EXERCISE TASK
Here are records with pictures in them. Copy all of them exactly and leave the pictures out.

EXERCISE DATA
----
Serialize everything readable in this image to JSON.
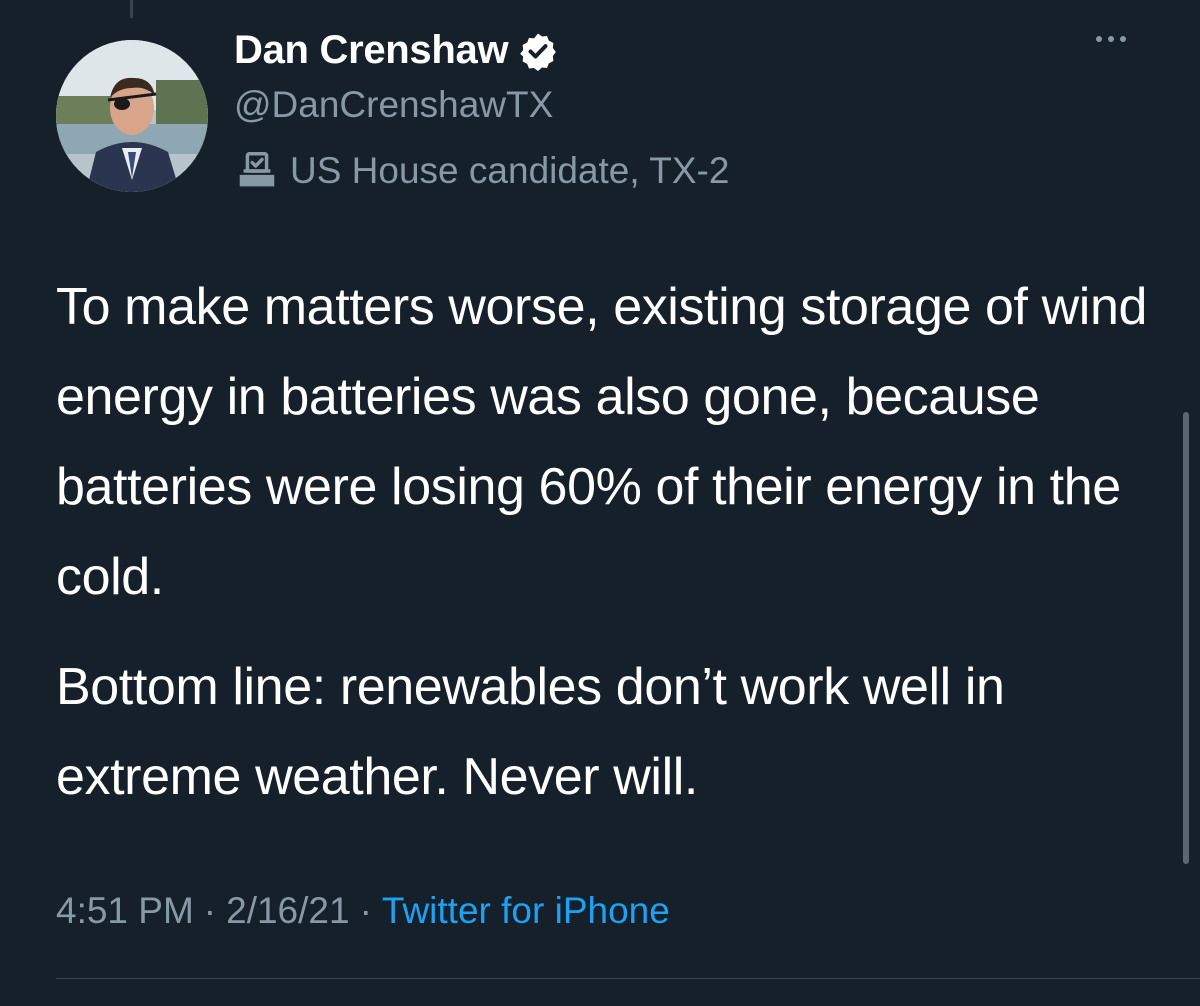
{
  "tweet": {
    "author": {
      "display_name": "Dan Crenshaw",
      "verified": true,
      "handle": "@DanCrenshawTX",
      "label": "US House candidate, TX-2"
    },
    "text_paragraphs": [
      "To make matters worse, existing storage of wind energy in batteries was also gone, because batteries were losing 60% of their energy in the cold.",
      "Bottom line: renewables don’t work well in extreme weather. Never will."
    ],
    "time": "4:51 PM",
    "separator": "·",
    "date": "2/16/21",
    "source": "Twitter for iPhone"
  },
  "colors": {
    "background": "#15202b",
    "primary_text": "#ffffff",
    "secondary_text": "#8899a6",
    "link": "#1da1f2",
    "divider": "#38444d"
  },
  "icons": {
    "verified": "verified-badge-icon",
    "label": "ballot-box-icon",
    "more": "more-options-icon"
  }
}
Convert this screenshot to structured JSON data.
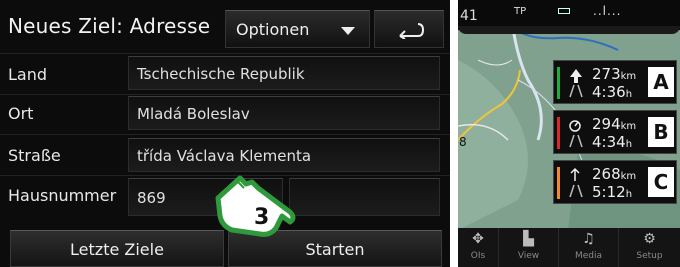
{
  "header": {
    "title": "Neues Ziel: Adresse",
    "options_label": "Optionen",
    "back_icon": "return-arrow-icon"
  },
  "form": {
    "rows": [
      {
        "label": "Land",
        "value": "Tschechische Republik"
      },
      {
        "label": "Ort",
        "value": "Mladá Boleslav"
      },
      {
        "label": "Straße",
        "value": "třída Václava Klementa"
      },
      {
        "label": "Hausnummer",
        "value": "869"
      }
    ]
  },
  "footer": {
    "recent_label": "Letzte Ziele",
    "start_label": "Starten"
  },
  "overlay": {
    "step_number": "3",
    "icon": "pointing-hand-icon"
  },
  "map": {
    "status": {
      "road_number": "41",
      "tp": "TP",
      "signal": "..l..."
    },
    "routes": [
      {
        "distance": "273",
        "distance_unit": "km",
        "time": "4:36",
        "time_unit": "h",
        "letter": "A",
        "color": "#1fae3c",
        "icon": "fast-route-icon"
      },
      {
        "distance": "294",
        "distance_unit": "km",
        "time": "4:34",
        "time_unit": "h",
        "letter": "B",
        "color": "#d7282c",
        "icon": "economic-route-icon"
      },
      {
        "distance": "268",
        "distance_unit": "km",
        "time": "5:12",
        "time_unit": "h",
        "letter": "C",
        "color": "#f08a2a",
        "icon": "short-route-icon"
      }
    ],
    "nav": [
      {
        "label": "OIs",
        "icon": "poi-icon"
      },
      {
        "label": "View",
        "icon": "car-view-icon"
      },
      {
        "label": "Media",
        "icon": "music-note-icon"
      },
      {
        "label": "Setup",
        "icon": "gear-icon"
      }
    ]
  }
}
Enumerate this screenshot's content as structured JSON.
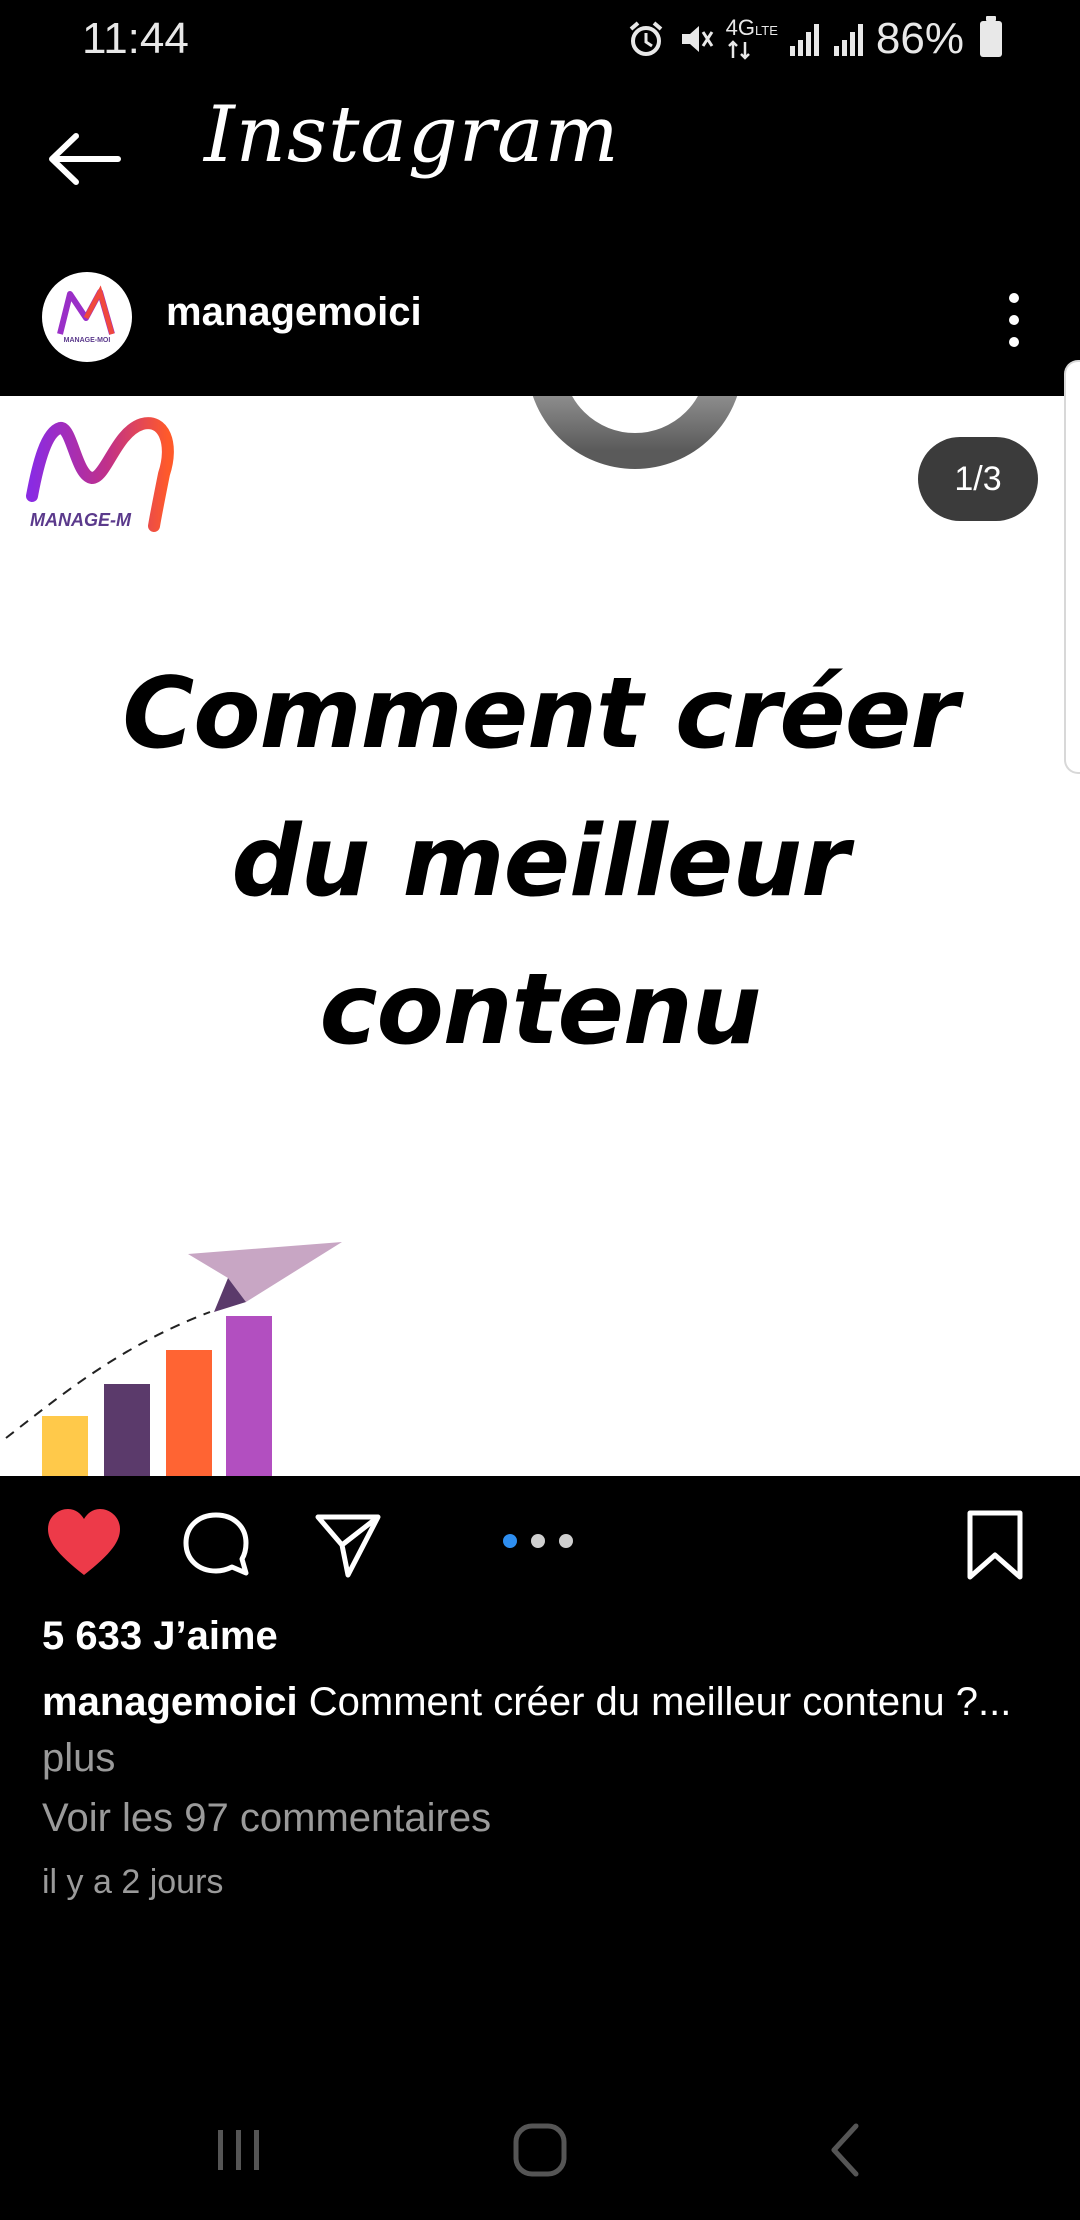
{
  "status_bar": {
    "time": "11:44",
    "network": "4G",
    "network_sub": "LTE",
    "battery": "86%",
    "icons": [
      "alarm-icon",
      "mute-icon",
      "data-arrows-icon",
      "signal-icon",
      "signal-icon",
      "battery-icon"
    ]
  },
  "header": {
    "brand": "Instagram",
    "back_icon": "back-arrow-icon"
  },
  "post": {
    "username": "managemoici",
    "avatar_logo_text": "MANAGE-MOI",
    "menu_icon": "more-vertical-icon",
    "image": {
      "logo_text": "MANAGE-M",
      "title": "Comment créer du meilleur contenu",
      "counter": "1/3",
      "chart_bars_colors": [
        "#FFC94A",
        "#5B3A6B",
        "#FF6433",
        "#B24FC0"
      ]
    },
    "carousel": {
      "count": 3,
      "active_index": 0
    },
    "actions": [
      "heart-icon",
      "comment-icon",
      "share-icon",
      "bookmark-icon"
    ],
    "likes": "5 633 J’aime",
    "caption_user": "managemoici",
    "caption_text": "Comment créer du meilleur contenu ?...",
    "caption_more": "plus",
    "view_comments": "Voir les 97 commentaires",
    "timestamp": "il y a 2 jours"
  },
  "colors": {
    "background": "#000000",
    "like_red": "#ED3A49",
    "active_dot": "#2E8EF0",
    "secondary_text": "#9A9A9A"
  },
  "nav_bar": {
    "items": [
      "recent-apps-icon",
      "home-icon",
      "back-icon"
    ]
  }
}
----
RESULT OF THIS TASK
Serialize everything readable in this image to JSON.
{
  "tweet": {
    "author": {
      "display_name": "Dan Crenshaw",
      "verified": true,
      "handle": "@DanCrenshawTX",
      "label": "US House candidate, TX-2"
    },
    "text_paragraphs": [
      "To make matters worse, existing storage of wind energy in batteries was also gone, because batteries were losing 60% of their energy in the cold.",
      "Bottom line: renewables don’t work well in extreme weather. Never will."
    ],
    "time": "4:51 PM",
    "separator": "·",
    "date": "2/16/21",
    "source": "Twitter for iPhone"
  },
  "colors": {
    "background": "#15202b",
    "primary_text": "#ffffff",
    "secondary_text": "#8899a6",
    "link": "#1da1f2",
    "divider": "#38444d"
  },
  "icons": {
    "verified": "verified-badge-icon",
    "label": "ballot-box-icon",
    "more": "more-options-icon"
  }
}
Convert this screenshot to structured JSON data.
{
  "header": {
    "title": "Neues Ziel: Adresse",
    "options_label": "Optionen",
    "back_icon": "return-arrow-icon"
  },
  "form": {
    "rows": [
      {
        "label": "Land",
        "value": "Tschechische Republik"
      },
      {
        "label": "Ort",
        "value": "Mladá Boleslav"
      },
      {
        "label": "Straße",
        "value": "třída Václava Klementa"
      },
      {
        "label": "Hausnummer",
        "value": "869"
      }
    ]
  },
  "footer": {
    "recent_label": "Letzte Ziele",
    "start_label": "Starten"
  },
  "overlay": {
    "step_number": "3",
    "icon": "pointing-hand-icon"
  },
  "map": {
    "status": {
      "road_number": "41",
      "tp": "TP",
      "signal": "..l..."
    },
    "routes": [
      {
        "distance": "273",
        "distance_unit": "km",
        "time": "4:36",
        "time_unit": "h",
        "letter": "A",
        "color": "#1fae3c",
        "icon": "fast-route-icon"
      },
      {
        "distance": "294",
        "distance_unit": "km",
        "time": "4:34",
        "time_unit": "h",
        "letter": "B",
        "color": "#d7282c",
        "icon": "economic-route-icon"
      },
      {
        "distance": "268",
        "distance_unit": "km",
        "time": "5:12",
        "time_unit": "h",
        "letter": "C",
        "color": "#f08a2a",
        "icon": "short-route-icon"
      }
    ],
    "nav": [
      {
        "label": "OIs",
        "icon": "poi-icon"
      },
      {
        "label": "View",
        "icon": "car-view-icon"
      },
      {
        "label": "Media",
        "icon": "music-note-icon"
      },
      {
        "label": "Setup",
        "icon": "gear-icon"
      }
    ]
  }
}
Enumerate this screenshot's content as structured JSON.
{
  "status_bar": {
    "time": "11:44",
    "network": "4G",
    "network_sub": "LTE",
    "battery": "86%",
    "icons": [
      "alarm-icon",
      "mute-icon",
      "data-arrows-icon",
      "signal-icon",
      "signal-icon",
      "battery-icon"
    ]
  },
  "header": {
    "brand": "Instagram",
    "back_icon": "back-arrow-icon"
  },
  "post": {
    "username": "managemoici",
    "avatar_logo_text": "MANAGE-MOI",
    "menu_icon": "more-vertical-icon",
    "image": {
      "logo_text": "MANAGE-M",
      "title": "Comment créer du meilleur contenu",
      "counter": "1/3",
      "chart_bars_colors": [
        "#FFC94A",
        "#5B3A6B",
        "#FF6433",
        "#B24FC0"
      ]
    },
    "carousel": {
      "count": 3,
      "active_index": 0
    },
    "actions": [
      "heart-icon",
      "comment-icon",
      "share-icon",
      "bookmark-icon"
    ],
    "likes": "5 633 J’aime",
    "caption_user": "managemoici",
    "caption_text": "Comment créer du meilleur contenu ?...",
    "caption_more": "plus",
    "view_comments": "Voir les 97 commentaires",
    "timestamp": "il y a 2 jours"
  },
  "colors": {
    "background": "#000000",
    "like_red": "#ED3A49",
    "active_dot": "#2E8EF0",
    "secondary_text": "#9A9A9A"
  },
  "nav_bar": {
    "items": [
      "recent-apps-icon",
      "home-icon",
      "back-icon"
    ]
  }
}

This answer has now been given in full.